Exercise directions:
Copy every line in which the string "icon" occurs.

Available data:
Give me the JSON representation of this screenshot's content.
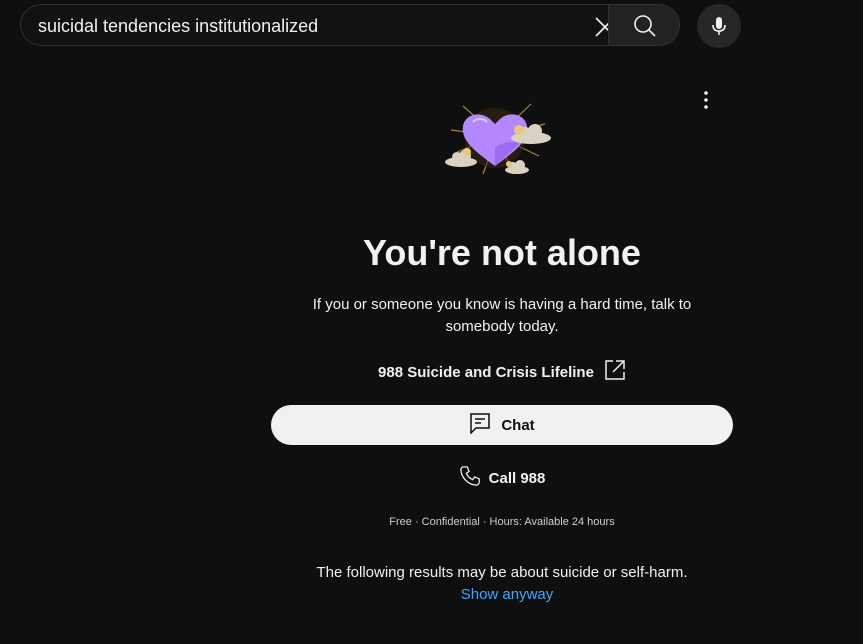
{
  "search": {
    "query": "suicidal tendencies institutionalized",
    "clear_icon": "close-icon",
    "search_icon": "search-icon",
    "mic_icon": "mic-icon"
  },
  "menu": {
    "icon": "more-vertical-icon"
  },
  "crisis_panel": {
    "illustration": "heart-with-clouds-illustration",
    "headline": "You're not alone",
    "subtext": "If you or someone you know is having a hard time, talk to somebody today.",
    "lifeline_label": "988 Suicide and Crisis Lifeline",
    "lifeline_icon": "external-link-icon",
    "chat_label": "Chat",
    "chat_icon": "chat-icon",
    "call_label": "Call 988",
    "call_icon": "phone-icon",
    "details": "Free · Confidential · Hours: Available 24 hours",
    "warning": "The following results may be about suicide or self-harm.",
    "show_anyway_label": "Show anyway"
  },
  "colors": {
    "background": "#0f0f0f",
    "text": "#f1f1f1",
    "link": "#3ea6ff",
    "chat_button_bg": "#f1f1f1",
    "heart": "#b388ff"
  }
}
* * *
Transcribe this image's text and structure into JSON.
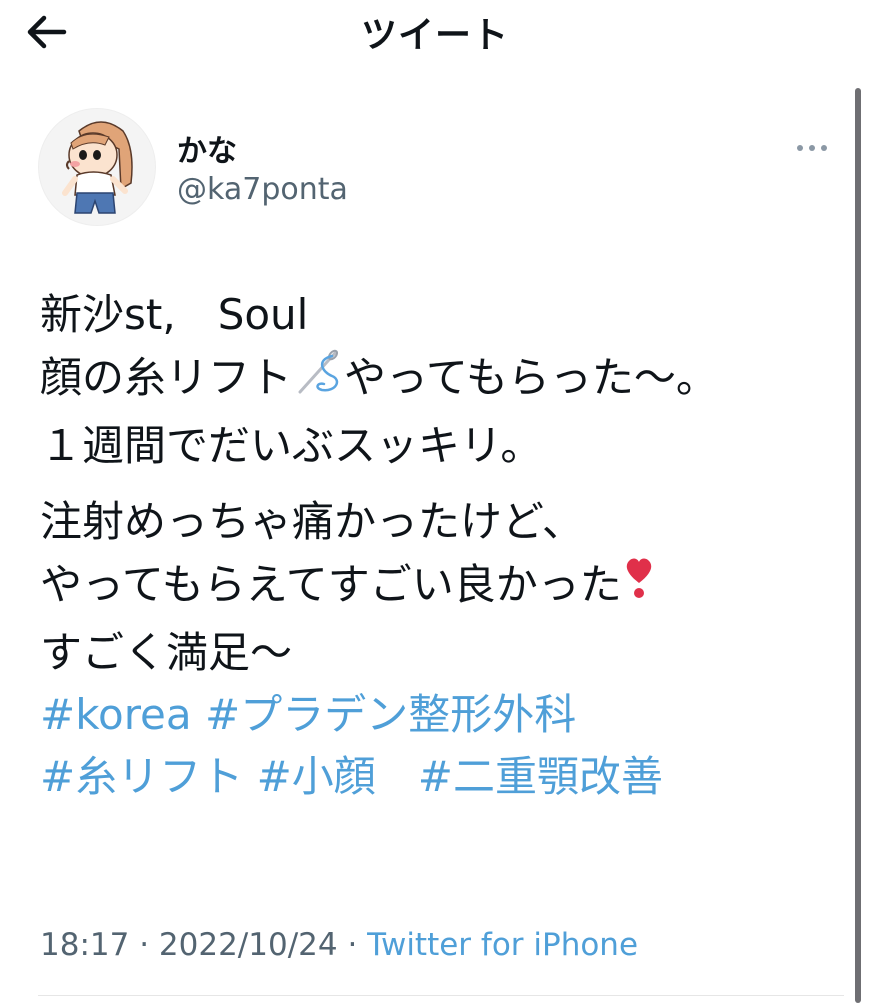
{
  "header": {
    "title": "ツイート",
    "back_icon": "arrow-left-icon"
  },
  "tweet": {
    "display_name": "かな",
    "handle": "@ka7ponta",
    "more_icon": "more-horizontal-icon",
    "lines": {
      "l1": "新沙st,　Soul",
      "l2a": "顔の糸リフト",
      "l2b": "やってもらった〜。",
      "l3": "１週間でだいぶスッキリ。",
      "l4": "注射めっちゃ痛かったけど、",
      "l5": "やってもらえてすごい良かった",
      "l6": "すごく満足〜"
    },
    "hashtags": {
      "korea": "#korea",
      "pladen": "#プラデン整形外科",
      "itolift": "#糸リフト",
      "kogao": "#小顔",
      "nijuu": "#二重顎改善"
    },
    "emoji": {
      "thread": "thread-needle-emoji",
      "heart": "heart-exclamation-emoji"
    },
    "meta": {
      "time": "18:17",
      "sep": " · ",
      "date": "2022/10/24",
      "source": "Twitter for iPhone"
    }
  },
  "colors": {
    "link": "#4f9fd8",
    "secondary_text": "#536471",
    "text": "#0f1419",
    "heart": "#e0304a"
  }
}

Solved problem:
    "clear_icon": "close-icon",
    "search_icon": "search-icon",
    "mic_icon": "mic-icon"
    "icon": "more-vertical-icon"
    "lifeline_icon": "external-link-icon",
    "chat_icon": "chat-icon",
    "call_icon": "phone-icon",
    "back_icon": "arrow-left-icon"
    "more_icon": "more-horizontal-icon",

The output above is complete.